● To do:
For the records that follow, return only the count of lines containing the string "Operate".

● Supplied data:
——
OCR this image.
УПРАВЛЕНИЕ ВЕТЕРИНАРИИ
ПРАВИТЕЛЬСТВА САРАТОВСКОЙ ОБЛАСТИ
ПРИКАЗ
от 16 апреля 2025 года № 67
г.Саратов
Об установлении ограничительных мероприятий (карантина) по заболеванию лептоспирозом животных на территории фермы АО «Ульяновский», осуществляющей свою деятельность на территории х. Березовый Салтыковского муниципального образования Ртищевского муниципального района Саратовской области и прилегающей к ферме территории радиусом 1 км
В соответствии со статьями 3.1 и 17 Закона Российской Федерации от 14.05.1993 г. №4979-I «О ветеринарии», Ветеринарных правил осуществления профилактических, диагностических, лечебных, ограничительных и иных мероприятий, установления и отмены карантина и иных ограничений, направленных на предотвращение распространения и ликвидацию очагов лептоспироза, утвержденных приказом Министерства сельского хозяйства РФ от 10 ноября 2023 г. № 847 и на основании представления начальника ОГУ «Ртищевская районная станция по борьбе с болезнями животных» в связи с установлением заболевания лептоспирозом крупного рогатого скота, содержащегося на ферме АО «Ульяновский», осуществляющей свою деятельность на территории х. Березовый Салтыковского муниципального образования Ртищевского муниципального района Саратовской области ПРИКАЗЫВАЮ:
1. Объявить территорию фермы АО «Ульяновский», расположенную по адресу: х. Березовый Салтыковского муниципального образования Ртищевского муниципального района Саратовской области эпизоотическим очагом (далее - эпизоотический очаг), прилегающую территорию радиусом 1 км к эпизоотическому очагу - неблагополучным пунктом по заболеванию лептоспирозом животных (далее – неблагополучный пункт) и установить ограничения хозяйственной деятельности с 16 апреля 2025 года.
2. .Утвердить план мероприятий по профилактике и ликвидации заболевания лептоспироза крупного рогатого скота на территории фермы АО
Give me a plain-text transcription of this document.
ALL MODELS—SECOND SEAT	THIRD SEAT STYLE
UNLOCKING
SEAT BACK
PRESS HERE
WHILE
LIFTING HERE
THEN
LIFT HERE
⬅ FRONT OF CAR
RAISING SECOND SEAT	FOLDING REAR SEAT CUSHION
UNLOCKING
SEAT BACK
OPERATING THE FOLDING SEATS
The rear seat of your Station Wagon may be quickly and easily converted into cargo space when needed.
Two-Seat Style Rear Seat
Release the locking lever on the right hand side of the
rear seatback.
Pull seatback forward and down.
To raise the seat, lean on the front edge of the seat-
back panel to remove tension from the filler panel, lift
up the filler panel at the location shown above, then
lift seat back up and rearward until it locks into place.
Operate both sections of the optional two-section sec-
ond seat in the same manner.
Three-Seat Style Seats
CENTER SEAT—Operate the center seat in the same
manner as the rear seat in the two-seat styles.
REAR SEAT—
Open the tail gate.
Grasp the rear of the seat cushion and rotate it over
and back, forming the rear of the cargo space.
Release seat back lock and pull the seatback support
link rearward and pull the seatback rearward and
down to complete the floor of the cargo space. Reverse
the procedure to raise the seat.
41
——
● Output for this exercise:
2